Task requirements: Lift out each line of the data that holds "Řešené".

--- begin ---

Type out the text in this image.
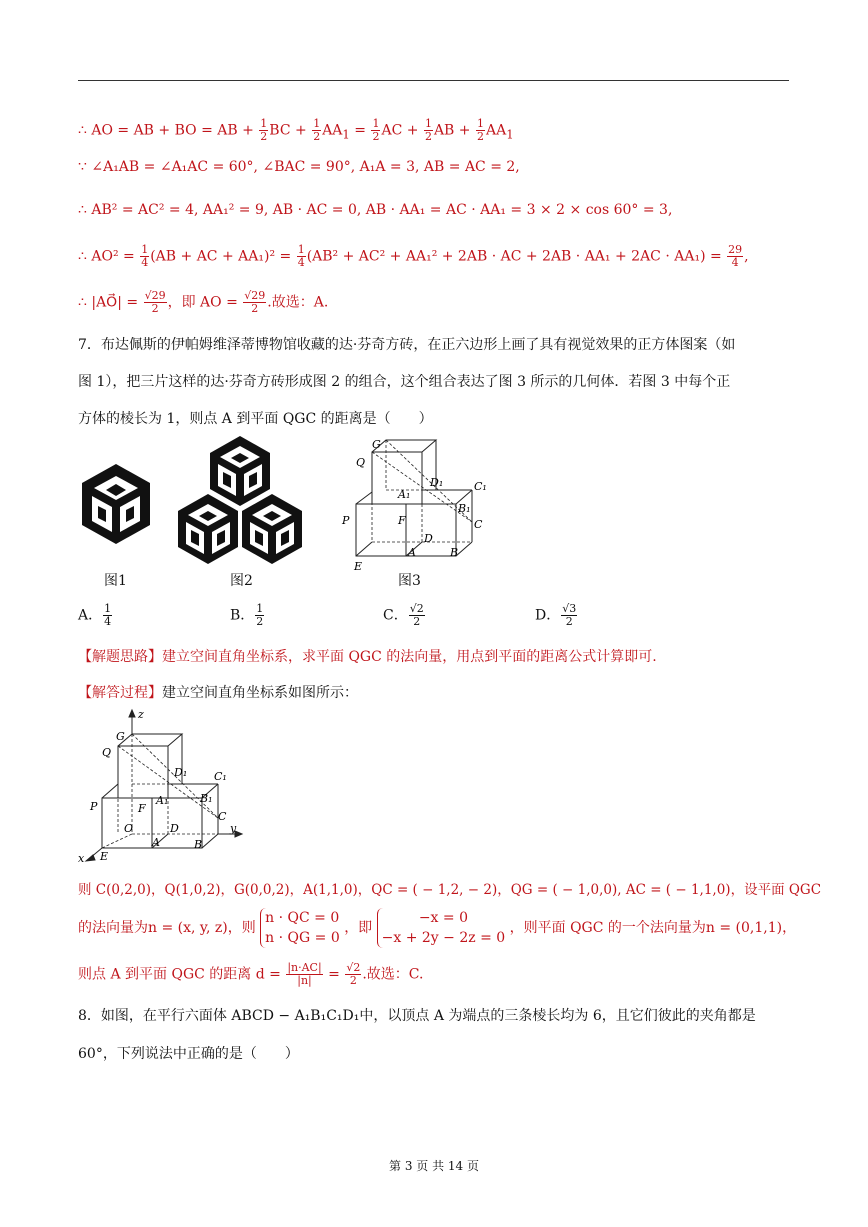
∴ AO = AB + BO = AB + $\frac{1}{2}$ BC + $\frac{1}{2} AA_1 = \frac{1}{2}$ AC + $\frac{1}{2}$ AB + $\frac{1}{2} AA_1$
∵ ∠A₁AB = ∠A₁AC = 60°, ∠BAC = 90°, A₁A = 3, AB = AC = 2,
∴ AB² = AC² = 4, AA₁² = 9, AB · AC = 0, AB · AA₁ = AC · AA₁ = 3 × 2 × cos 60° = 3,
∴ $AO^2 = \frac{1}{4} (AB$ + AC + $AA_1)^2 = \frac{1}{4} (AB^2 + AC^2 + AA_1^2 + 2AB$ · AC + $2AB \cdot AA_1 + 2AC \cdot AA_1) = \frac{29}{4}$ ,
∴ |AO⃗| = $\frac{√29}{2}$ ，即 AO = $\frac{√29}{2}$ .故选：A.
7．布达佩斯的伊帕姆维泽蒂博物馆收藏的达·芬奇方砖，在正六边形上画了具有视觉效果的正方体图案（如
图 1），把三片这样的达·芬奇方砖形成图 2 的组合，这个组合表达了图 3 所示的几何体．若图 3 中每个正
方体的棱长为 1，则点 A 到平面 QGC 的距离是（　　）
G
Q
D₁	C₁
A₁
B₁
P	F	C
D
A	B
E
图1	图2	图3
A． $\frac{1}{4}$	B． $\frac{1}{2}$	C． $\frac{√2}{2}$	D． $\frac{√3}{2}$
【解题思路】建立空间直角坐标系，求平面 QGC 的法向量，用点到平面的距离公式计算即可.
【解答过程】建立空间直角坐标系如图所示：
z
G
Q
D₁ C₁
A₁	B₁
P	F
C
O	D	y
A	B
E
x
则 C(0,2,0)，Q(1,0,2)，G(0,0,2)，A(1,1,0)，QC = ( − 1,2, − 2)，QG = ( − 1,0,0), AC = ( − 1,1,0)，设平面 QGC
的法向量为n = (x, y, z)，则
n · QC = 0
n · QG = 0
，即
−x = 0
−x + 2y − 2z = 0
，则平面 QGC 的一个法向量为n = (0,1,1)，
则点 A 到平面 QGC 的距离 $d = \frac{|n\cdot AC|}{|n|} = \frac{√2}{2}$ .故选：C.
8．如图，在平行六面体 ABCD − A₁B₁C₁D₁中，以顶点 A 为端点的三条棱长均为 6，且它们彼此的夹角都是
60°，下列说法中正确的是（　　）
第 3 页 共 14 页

--- end ---
--- begin ---

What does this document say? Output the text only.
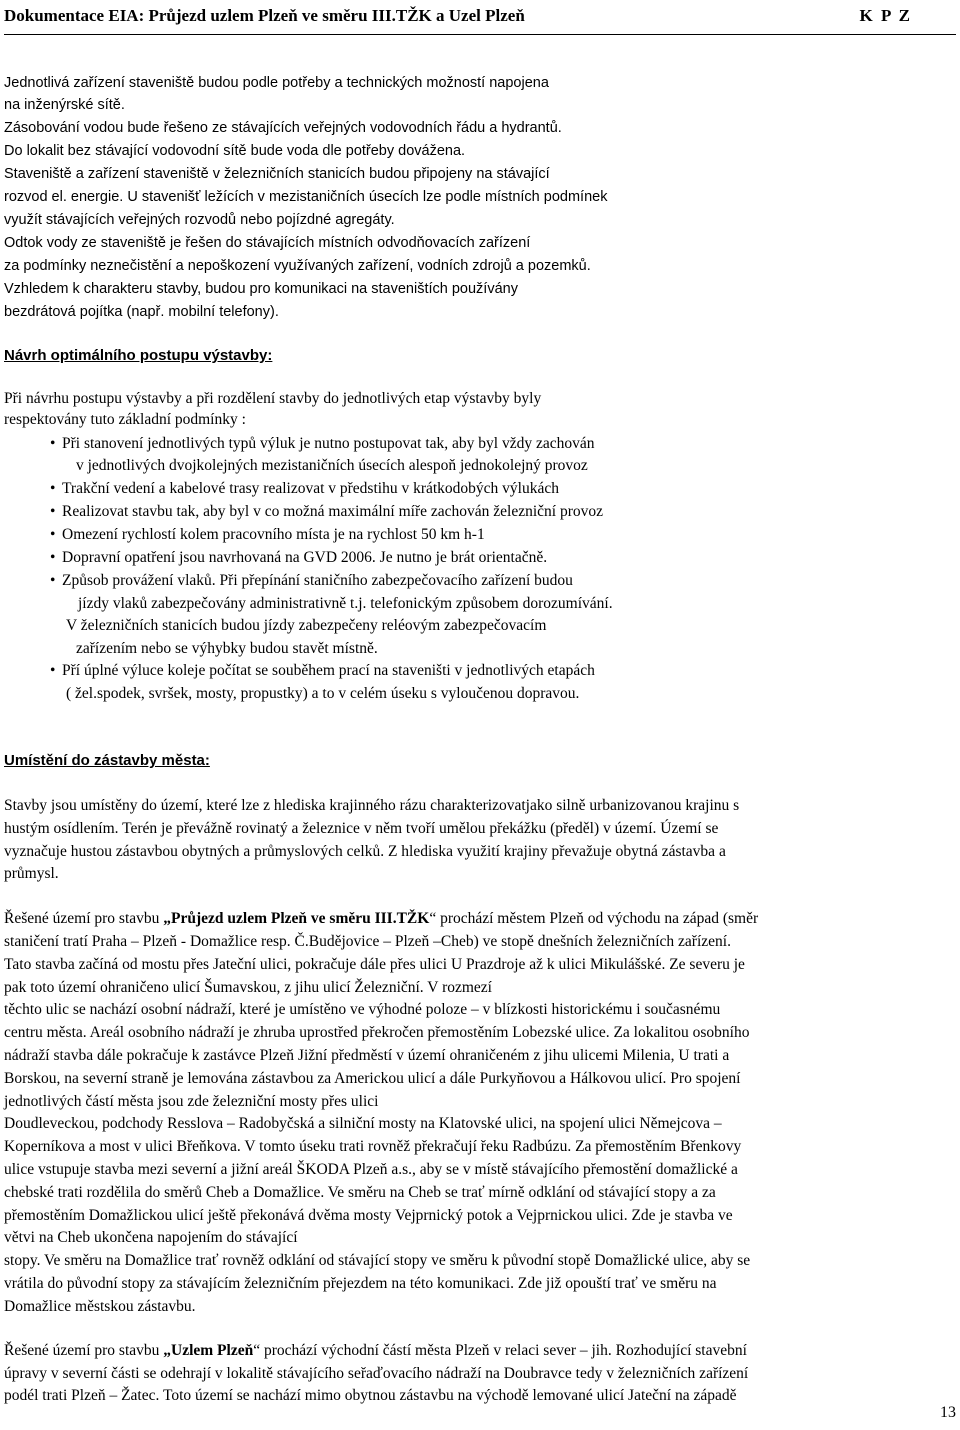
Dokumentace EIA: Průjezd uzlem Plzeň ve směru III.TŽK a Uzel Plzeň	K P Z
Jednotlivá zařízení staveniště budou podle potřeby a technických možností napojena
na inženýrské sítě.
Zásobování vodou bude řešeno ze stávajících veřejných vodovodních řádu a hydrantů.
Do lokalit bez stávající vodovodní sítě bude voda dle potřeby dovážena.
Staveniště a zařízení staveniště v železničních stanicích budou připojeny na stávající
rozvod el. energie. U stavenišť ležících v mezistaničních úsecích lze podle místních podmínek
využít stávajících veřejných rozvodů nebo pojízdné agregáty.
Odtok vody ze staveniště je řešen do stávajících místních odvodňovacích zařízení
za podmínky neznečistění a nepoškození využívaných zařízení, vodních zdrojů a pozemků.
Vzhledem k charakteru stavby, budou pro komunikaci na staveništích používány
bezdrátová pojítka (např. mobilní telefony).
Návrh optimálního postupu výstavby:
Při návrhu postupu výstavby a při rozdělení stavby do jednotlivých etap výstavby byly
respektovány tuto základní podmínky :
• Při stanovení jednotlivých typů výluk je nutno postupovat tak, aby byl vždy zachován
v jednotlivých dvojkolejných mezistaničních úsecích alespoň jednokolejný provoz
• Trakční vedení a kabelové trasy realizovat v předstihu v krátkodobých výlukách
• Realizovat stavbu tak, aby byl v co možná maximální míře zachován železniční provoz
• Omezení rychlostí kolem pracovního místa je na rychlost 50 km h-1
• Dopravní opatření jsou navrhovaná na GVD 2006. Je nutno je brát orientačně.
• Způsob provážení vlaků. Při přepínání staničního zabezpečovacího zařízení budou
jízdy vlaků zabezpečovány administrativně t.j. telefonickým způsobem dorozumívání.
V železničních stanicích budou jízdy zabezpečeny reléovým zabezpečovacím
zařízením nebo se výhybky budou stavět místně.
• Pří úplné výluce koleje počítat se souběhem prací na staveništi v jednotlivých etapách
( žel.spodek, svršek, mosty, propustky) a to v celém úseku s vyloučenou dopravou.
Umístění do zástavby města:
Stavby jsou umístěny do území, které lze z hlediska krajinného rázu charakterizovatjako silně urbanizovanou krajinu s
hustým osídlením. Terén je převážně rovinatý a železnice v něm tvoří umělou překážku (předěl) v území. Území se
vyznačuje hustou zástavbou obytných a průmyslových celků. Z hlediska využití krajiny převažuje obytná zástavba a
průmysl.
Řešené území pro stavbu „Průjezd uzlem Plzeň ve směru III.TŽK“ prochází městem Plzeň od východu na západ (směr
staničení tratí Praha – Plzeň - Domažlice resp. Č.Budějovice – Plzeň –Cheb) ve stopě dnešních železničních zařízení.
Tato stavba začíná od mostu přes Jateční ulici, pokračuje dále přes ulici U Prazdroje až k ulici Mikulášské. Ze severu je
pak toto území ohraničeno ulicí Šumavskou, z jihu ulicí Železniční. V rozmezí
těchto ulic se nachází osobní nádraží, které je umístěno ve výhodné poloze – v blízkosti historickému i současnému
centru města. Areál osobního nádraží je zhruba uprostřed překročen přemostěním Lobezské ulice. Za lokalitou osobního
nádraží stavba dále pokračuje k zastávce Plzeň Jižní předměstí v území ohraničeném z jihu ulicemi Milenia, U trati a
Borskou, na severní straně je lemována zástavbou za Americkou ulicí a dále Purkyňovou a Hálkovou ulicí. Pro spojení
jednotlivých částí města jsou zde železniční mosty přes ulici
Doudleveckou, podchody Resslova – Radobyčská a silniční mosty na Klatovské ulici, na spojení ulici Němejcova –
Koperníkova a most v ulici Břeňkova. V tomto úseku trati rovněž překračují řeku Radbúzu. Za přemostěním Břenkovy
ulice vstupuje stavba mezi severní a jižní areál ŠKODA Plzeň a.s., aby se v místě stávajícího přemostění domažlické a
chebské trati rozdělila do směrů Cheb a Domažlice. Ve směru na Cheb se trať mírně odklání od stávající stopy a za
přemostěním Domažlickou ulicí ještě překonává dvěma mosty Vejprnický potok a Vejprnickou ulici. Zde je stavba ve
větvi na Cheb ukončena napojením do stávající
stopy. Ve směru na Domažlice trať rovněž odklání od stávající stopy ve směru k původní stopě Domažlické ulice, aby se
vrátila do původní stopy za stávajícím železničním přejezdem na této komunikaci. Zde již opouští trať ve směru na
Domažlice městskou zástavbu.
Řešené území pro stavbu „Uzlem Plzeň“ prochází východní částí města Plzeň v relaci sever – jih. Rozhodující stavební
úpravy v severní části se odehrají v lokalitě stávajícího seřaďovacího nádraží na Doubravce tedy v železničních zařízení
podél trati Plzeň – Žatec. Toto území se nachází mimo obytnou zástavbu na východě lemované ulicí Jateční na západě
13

--- end ---

Completed exercise:
Řešené území pro stavbu „Průjezd uzlem Plzeň ve směru III.TŽK“ prochází městem Plzeň od východu na západ (směr
Řešené území pro stavbu „Uzlem Plzeň“ prochází východní částí města Plzeň v relaci sever – jih. Rozhodující stavební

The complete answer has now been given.